#### [Task to carry out]
Every line below that holds the string "user" should be copied out.

#### [Dataset records]
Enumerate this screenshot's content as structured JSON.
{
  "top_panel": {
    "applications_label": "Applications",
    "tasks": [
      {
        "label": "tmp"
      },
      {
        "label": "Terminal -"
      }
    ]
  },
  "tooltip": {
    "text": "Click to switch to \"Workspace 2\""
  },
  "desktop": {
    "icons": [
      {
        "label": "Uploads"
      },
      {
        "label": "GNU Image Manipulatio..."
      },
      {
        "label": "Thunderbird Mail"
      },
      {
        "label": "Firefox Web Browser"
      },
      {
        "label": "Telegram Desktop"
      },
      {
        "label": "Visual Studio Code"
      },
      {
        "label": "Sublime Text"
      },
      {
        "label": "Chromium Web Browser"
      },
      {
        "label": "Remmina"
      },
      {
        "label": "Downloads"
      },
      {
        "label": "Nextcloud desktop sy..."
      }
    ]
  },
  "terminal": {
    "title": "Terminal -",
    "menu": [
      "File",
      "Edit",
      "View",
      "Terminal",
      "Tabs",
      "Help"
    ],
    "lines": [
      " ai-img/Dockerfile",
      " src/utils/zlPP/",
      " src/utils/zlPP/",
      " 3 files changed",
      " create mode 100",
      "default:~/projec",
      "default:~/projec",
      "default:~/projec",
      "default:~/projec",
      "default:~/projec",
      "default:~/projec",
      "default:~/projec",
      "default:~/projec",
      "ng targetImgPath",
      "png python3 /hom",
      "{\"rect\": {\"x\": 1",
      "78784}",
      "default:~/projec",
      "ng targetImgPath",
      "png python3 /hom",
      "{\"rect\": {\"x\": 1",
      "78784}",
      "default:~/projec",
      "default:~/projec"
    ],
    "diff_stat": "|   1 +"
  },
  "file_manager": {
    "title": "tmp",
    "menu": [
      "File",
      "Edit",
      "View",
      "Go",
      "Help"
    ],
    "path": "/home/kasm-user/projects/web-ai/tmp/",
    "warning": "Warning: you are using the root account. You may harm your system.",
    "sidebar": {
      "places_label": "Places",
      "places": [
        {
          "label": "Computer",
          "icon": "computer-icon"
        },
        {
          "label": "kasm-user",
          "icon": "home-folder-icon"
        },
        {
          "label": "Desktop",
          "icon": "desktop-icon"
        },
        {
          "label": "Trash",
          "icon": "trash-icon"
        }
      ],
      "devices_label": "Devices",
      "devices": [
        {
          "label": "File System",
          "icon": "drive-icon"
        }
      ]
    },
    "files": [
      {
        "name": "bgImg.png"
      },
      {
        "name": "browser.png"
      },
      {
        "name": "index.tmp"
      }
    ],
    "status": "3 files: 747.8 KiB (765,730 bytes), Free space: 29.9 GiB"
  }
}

#### [Exercise result]
    "path": "/home/kasm-user/projects/web-ai/tmp/",
          "label": "kasm-user",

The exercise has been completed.